What you should do
Below are records. Copy every line with "apoyar" in it.
◆ ◆ ◆
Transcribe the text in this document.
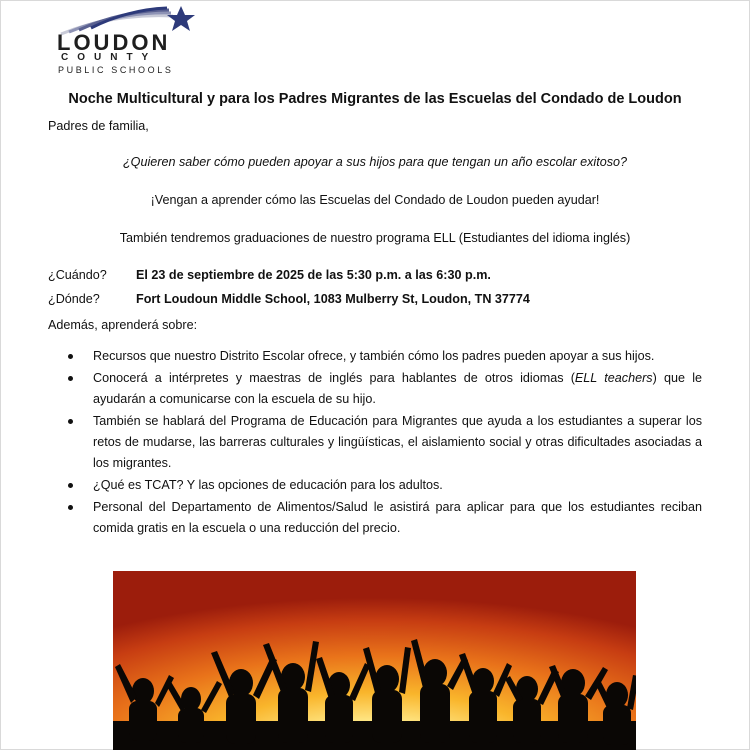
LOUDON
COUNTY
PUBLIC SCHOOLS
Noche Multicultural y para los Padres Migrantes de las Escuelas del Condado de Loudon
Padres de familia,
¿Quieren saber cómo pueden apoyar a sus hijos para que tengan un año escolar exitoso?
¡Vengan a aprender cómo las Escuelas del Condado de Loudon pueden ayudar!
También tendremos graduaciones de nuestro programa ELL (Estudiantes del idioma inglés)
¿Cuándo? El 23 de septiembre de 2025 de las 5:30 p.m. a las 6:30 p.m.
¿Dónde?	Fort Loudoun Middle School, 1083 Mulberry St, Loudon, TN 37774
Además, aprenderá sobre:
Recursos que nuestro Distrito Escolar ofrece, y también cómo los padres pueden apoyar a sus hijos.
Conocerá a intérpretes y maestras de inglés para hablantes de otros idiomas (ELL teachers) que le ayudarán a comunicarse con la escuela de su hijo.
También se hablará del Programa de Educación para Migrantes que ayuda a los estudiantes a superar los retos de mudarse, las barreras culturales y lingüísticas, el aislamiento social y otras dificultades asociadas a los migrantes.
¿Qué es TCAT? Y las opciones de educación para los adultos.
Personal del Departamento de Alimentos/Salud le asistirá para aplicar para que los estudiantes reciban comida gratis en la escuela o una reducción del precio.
◆ ◆ ◆
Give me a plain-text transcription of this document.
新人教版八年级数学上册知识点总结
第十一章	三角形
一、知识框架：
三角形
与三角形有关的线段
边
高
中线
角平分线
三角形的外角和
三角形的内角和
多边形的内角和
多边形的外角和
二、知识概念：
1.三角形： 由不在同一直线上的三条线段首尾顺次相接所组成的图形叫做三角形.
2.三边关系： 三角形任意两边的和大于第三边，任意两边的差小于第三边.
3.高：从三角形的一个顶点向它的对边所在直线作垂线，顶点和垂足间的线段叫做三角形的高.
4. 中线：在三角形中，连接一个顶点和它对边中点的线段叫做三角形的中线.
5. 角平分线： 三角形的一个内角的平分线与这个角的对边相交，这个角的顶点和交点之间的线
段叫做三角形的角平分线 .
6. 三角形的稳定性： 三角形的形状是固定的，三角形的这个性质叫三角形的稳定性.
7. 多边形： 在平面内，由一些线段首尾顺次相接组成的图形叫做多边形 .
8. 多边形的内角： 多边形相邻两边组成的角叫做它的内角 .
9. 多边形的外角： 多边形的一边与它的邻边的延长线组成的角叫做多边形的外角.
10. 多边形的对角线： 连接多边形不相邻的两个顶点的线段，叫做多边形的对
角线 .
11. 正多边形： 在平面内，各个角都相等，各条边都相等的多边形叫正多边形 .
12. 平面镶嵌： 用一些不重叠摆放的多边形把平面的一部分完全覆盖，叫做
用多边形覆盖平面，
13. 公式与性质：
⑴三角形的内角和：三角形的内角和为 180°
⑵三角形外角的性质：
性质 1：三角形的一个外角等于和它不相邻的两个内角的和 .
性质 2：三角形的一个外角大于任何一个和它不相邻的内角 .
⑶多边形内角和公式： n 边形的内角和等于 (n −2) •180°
◆ ◆ ◆
Result for this exercise
¿Quieren saber cómo pueden apoyar a sus hijos para que tengan un año escolar exitoso?
Recursos que nuestro Distrito Escolar ofrece, y también cómo los padres pueden apoyar a sus hijos.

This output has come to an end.